-- START PROVIDED DATA --

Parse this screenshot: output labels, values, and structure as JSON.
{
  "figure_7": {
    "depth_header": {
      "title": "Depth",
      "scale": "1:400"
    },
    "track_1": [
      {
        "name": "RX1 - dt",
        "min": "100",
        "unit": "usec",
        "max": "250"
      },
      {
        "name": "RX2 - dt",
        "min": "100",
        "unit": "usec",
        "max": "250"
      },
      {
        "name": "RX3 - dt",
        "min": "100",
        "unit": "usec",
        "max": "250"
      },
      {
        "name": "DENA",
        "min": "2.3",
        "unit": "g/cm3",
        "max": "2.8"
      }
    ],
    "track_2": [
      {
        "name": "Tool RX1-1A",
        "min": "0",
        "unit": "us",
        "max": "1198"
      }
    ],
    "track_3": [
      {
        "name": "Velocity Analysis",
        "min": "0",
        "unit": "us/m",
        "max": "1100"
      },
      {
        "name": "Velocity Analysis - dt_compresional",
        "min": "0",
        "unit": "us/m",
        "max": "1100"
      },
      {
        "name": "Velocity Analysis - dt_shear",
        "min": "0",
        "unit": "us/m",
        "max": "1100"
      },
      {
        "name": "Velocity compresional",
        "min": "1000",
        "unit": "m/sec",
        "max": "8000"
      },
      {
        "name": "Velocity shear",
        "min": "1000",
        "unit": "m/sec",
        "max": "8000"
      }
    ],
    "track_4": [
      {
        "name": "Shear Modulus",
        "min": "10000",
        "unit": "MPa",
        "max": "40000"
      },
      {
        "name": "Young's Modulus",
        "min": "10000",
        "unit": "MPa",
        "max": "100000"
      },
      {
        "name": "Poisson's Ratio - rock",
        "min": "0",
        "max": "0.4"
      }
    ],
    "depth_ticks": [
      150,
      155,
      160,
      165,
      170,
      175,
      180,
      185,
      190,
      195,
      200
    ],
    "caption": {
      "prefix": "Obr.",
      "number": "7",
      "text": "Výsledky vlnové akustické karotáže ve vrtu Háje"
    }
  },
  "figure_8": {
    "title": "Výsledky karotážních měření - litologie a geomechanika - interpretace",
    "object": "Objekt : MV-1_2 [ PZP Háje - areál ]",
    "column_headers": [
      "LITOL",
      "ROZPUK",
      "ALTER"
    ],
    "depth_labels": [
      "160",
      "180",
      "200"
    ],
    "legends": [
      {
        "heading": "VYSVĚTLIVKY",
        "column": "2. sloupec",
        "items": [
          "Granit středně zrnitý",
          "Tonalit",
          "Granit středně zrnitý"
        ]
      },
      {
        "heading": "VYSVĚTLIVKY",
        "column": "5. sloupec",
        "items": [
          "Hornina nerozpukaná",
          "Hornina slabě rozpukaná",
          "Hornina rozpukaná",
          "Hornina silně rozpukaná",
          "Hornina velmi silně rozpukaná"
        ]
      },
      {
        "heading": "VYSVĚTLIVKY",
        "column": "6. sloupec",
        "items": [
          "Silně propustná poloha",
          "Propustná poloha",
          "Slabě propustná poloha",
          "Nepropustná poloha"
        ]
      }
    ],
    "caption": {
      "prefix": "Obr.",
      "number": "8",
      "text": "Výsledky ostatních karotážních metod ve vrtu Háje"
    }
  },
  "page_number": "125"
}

-- END PROVIDED DATA --

Show each line in the entries that holds the string "Velocity".

> [SOLUTION FOR THIS TASK]:
        "name": "Velocity Analysis",
        "name": "Velocity Analysis - dt_compresional",
        "name": "Velocity Analysis - dt_shear",
        "name": "Velocity compresional",
        "name": "Velocity shear",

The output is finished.